(Dataset entries)
....

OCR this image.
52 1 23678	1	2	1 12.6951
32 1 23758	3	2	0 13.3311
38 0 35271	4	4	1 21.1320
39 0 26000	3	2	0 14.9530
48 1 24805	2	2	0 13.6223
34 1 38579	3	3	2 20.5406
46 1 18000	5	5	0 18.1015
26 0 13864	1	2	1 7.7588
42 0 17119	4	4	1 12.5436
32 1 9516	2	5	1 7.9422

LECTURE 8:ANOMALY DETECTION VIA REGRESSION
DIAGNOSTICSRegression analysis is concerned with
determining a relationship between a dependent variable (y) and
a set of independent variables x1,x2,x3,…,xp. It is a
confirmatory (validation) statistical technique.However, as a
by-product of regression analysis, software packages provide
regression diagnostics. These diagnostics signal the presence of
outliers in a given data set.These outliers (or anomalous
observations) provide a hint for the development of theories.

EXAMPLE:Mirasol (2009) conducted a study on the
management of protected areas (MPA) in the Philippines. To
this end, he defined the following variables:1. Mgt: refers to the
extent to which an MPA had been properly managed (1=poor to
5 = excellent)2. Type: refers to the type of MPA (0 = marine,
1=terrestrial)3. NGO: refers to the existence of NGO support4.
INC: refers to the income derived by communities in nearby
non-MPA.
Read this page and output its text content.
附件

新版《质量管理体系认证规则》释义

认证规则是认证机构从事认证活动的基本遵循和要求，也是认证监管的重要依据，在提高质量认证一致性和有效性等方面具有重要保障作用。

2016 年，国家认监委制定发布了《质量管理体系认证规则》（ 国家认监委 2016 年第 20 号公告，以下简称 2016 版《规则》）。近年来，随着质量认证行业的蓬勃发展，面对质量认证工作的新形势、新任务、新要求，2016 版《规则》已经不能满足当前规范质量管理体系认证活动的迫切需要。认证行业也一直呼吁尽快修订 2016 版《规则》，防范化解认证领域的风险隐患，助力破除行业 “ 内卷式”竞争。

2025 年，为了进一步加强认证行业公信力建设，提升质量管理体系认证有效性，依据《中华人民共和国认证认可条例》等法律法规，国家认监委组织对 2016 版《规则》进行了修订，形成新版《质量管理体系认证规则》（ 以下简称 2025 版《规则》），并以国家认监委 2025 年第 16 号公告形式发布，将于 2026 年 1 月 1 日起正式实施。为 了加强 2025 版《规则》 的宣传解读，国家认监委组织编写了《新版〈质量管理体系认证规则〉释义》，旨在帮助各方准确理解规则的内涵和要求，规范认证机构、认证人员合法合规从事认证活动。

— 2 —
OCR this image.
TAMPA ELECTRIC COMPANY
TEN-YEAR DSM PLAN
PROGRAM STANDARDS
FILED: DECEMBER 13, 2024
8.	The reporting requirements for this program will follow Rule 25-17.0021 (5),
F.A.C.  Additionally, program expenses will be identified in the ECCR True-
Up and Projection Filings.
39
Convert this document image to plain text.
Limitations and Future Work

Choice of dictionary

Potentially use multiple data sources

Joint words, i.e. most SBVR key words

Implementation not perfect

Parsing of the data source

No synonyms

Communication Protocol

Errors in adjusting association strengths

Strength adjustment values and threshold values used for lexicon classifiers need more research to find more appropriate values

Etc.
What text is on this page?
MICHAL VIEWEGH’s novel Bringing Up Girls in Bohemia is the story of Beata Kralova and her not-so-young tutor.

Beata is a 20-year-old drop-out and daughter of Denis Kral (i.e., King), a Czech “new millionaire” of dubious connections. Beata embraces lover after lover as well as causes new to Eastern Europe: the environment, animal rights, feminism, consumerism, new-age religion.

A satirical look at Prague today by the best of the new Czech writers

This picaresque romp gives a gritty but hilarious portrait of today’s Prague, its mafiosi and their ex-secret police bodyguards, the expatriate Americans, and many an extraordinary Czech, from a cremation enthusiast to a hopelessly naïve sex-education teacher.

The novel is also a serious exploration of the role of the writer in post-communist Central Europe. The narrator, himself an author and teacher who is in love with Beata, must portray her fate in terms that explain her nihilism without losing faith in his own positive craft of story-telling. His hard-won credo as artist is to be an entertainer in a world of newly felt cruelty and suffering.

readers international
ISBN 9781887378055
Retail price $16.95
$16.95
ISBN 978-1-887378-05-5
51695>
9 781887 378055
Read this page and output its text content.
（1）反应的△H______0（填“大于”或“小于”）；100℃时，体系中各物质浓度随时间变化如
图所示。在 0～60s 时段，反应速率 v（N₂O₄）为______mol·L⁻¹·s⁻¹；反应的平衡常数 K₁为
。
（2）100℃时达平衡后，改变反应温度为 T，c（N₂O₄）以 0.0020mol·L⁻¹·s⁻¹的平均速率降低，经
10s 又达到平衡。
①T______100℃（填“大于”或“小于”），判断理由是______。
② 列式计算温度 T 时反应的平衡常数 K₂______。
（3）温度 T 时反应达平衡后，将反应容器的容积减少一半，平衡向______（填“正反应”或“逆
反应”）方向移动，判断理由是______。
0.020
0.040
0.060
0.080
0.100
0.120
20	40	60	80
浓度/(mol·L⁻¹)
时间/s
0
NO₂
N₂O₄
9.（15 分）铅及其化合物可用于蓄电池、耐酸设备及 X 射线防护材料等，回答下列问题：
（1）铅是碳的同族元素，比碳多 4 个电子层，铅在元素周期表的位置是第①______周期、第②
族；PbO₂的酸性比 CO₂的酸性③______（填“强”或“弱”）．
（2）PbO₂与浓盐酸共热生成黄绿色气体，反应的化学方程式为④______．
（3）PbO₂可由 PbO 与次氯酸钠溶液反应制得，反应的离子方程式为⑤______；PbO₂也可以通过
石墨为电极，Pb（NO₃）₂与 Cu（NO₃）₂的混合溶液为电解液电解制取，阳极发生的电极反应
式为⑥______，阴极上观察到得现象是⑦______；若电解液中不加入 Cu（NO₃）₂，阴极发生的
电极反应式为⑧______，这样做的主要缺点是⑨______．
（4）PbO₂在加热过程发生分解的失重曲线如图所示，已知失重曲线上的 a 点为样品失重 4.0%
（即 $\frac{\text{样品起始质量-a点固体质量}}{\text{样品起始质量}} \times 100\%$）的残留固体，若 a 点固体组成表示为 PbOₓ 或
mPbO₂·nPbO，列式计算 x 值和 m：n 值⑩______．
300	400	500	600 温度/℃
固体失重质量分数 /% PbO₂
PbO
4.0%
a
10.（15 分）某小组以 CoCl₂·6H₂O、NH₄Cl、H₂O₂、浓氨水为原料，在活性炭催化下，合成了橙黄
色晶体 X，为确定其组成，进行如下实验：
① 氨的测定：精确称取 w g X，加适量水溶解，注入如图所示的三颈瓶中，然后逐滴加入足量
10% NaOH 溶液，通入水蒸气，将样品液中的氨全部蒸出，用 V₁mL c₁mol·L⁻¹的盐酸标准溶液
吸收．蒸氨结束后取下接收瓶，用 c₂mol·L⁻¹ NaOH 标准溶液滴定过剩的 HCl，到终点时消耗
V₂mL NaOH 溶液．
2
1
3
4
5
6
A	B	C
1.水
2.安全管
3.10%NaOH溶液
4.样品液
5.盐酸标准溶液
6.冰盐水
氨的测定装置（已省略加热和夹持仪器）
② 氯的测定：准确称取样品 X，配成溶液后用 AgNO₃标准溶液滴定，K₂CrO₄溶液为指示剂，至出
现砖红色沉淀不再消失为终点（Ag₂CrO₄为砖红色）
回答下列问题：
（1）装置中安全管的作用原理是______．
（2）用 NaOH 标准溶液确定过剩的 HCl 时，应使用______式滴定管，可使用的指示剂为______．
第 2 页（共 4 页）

....

§ **TASK TO CARRY OUT**: Reproduce the data in full, exactly as presented.

§ **RIGHT ANSWER**:
OCR this image.
52 1 23678	1	2	1 12.6951
32 1 23758	3	2	0 13.3311
38 0 35271	4	4	1 21.1320
39 0 26000	3	2	0 14.9530
48 1 24805	2	2	0 13.6223
34 1 38579	3	3	2 20.5406
46 1 18000	5	5	0 18.1015
26 0 13864	1	2	1 7.7588
42 0 17119	4	4	1 12.5436
32 1 9516	2	5	1 7.9422

LECTURE 8:ANOMALY DETECTION VIA REGRESSION
DIAGNOSTICSRegression analysis is concerned with
determining a relationship between a dependent variable (y) and
a set of independent variables x1,x2,x3,…,xp. It is a
confirmatory (validation) statistical technique.However, as a
by-product of regression analysis, software packages provide
regression diagnostics. These diagnostics signal the presence of
outliers in a given data set.These outliers (or anomalous
observations) provide a hint for the development of theories.

EXAMPLE:Mirasol (2009) conducted a study on the
management of protected areas (MPA) in the Philippines. To
this end, he defined the following variables:1. Mgt: refers to the
extent to which an MPA had been properly managed (1=poor to
5 = excellent)2. Type: refers to the type of MPA (0 = marine,
1=terrestrial)3. NGO: refers to the existence of NGO support4.
INC: refers to the income derived by communities in nearby
non-MPA.
Read this page and output its text content.
附件

新版《质量管理体系认证规则》释义

认证规则是认证机构从事认证活动的基本遵循和要求，也是认证监管的重要依据，在提高质量认证一致性和有效性等方面具有重要保障作用。

2016 年，国家认监委制定发布了《质量管理体系认证规则》（ 国家认监委 2016 年第 20 号公告，以下简称 2016 版《规则》）。近年来，随着质量认证行业的蓬勃发展，面对质量认证工作的新形势、新任务、新要求，2016 版《规则》已经不能满足当前规范质量管理体系认证活动的迫切需要。认证行业也一直呼吁尽快修订 2016 版《规则》，防范化解认证领域的风险隐患，助力破除行业 “ 内卷式”竞争。

2025 年，为了进一步加强认证行业公信力建设，提升质量管理体系认证有效性，依据《中华人民共和国认证认可条例》等法律法规，国家认监委组织对 2016 版《规则》进行了修订，形成新版《质量管理体系认证规则》（ 以下简称 2025 版《规则》），并以国家认监委 2025 年第 16 号公告形式发布，将于 2026 年 1 月 1 日起正式实施。为 了加强 2025 版《规则》 的宣传解读，国家认监委组织编写了《新版〈质量管理体系认证规则〉释义》，旨在帮助各方准确理解规则的内涵和要求，规范认证机构、认证人员合法合规从事认证活动。

— 2 —
OCR this image.
TAMPA ELECTRIC COMPANY
TEN-YEAR DSM PLAN
PROGRAM STANDARDS
FILED: DECEMBER 13, 2024
8.	The reporting requirements for this program will follow Rule 25-17.0021 (5),
F.A.C.  Additionally, program expenses will be identified in the ECCR True-
Up and Projection Filings.
39
Convert this document image to plain text.
Limitations and Future Work

Choice of dictionary

Potentially use multiple data sources

Joint words, i.e. most SBVR key words

Implementation not perfect

Parsing of the data source

No synonyms

Communication Protocol

Errors in adjusting association strengths

Strength adjustment values and threshold values used for lexicon classifiers need more research to find more appropriate values

Etc.
What text is on this page?
MICHAL VIEWEGH’s novel Bringing Up Girls in Bohemia is the story of Beata Kralova and her not-so-young tutor.

Beata is a 20-year-old drop-out and daughter of Denis Kral (i.e., King), a Czech “new millionaire” of dubious connections. Beata embraces lover after lover as well as causes new to Eastern Europe: the environment, animal rights, feminism, consumerism, new-age religion.

A satirical look at Prague today by the best of the new Czech writers

This picaresque romp gives a gritty but hilarious portrait of today’s Prague, its mafiosi and their ex-secret police bodyguards, the expatriate Americans, and many an extraordinary Czech, from a cremation enthusiast to a hopelessly naïve sex-education teacher.

The novel is also a serious exploration of the role of the writer in post-communist Central Europe. The narrator, himself an author and teacher who is in love with Beata, must portray her fate in terms that explain her nihilism without losing faith in his own positive craft of story-telling. His hard-won credo as artist is to be an entertainer in a world of newly felt cruelty and suffering.

readers international
ISBN 9781887378055
Retail price $16.95
$16.95
ISBN 978-1-887378-05-5
51695>
9 781887 378055
Read this page and output its text content.
（1）反应的△H______0（填“大于”或“小于”）；100℃时，体系中各物质浓度随时间变化如
图所示。在 0～60s 时段，反应速率 v（N₂O₄）为______mol·L⁻¹·s⁻¹；反应的平衡常数 K₁为
。
（2）100℃时达平衡后，改变反应温度为 T，c（N₂O₄）以 0.0020mol·L⁻¹·s⁻¹的平均速率降低，经
10s 又达到平衡。
①T______100℃（填“大于”或“小于”），判断理由是______。
② 列式计算温度 T 时反应的平衡常数 K₂______。
（3）温度 T 时反应达平衡后，将反应容器的容积减少一半，平衡向______（填“正反应”或“逆
反应”）方向移动，判断理由是______。
0.020
0.040
0.060
0.080
0.100
0.120
20	40	60	80
浓度/(mol·L⁻¹)
时间/s
0
NO₂
N₂O₄
9.（15 分）铅及其化合物可用于蓄电池、耐酸设备及 X 射线防护材料等，回答下列问题：
（1）铅是碳的同族元素，比碳多 4 个电子层，铅在元素周期表的位置是第①______周期、第②
族；PbO₂的酸性比 CO₂的酸性③______（填“强”或“弱”）．
（2）PbO₂与浓盐酸共热生成黄绿色气体，反应的化学方程式为④______．
（3）PbO₂可由 PbO 与次氯酸钠溶液反应制得，反应的离子方程式为⑤______；PbO₂也可以通过
石墨为电极，Pb（NO₃）₂与 Cu（NO₃）₂的混合溶液为电解液电解制取，阳极发生的电极反应
式为⑥______，阴极上观察到得现象是⑦______；若电解液中不加入 Cu（NO₃）₂，阴极发生的
电极反应式为⑧______，这样做的主要缺点是⑨______．
（4）PbO₂在加热过程发生分解的失重曲线如图所示，已知失重曲线上的 a 点为样品失重 4.0%
（即 $\frac{\text{样品起始质量-a点固体质量}}{\text{样品起始质量}} \times 100\%$）的残留固体，若 a 点固体组成表示为 PbOₓ 或
mPbO₂·nPbO，列式计算 x 值和 m：n 值⑩______．
300	400	500	600 温度/℃
固体失重质量分数 /% PbO₂
PbO
4.0%
a
10.（15 分）某小组以 CoCl₂·6H₂O、NH₄Cl、H₂O₂、浓氨水为原料，在活性炭催化下，合成了橙黄
色晶体 X，为确定其组成，进行如下实验：
① 氨的测定：精确称取 w g X，加适量水溶解，注入如图所示的三颈瓶中，然后逐滴加入足量
10% NaOH 溶液，通入水蒸气，将样品液中的氨全部蒸出，用 V₁mL c₁mol·L⁻¹的盐酸标准溶液
吸收．蒸氨结束后取下接收瓶，用 c₂mol·L⁻¹ NaOH 标准溶液滴定过剩的 HCl，到终点时消耗
V₂mL NaOH 溶液．
2
1
3
4
5
6
A	B	C
1.水
2.安全管
3.10%NaOH溶液
4.样品液
5.盐酸标准溶液
6.冰盐水
氨的测定装置（已省略加热和夹持仪器）
② 氯的测定：准确称取样品 X，配成溶液后用 AgNO₃标准溶液滴定，K₂CrO₄溶液为指示剂，至出
现砖红色沉淀不再消失为终点（Ag₂CrO₄为砖红色）
回答下列问题：
（1）装置中安全管的作用原理是______．
（2）用 NaOH 标准溶液确定过剩的 HCl 时，应使用______式滴定管，可使用的指示剂为______．
第 2 页（共 4 页）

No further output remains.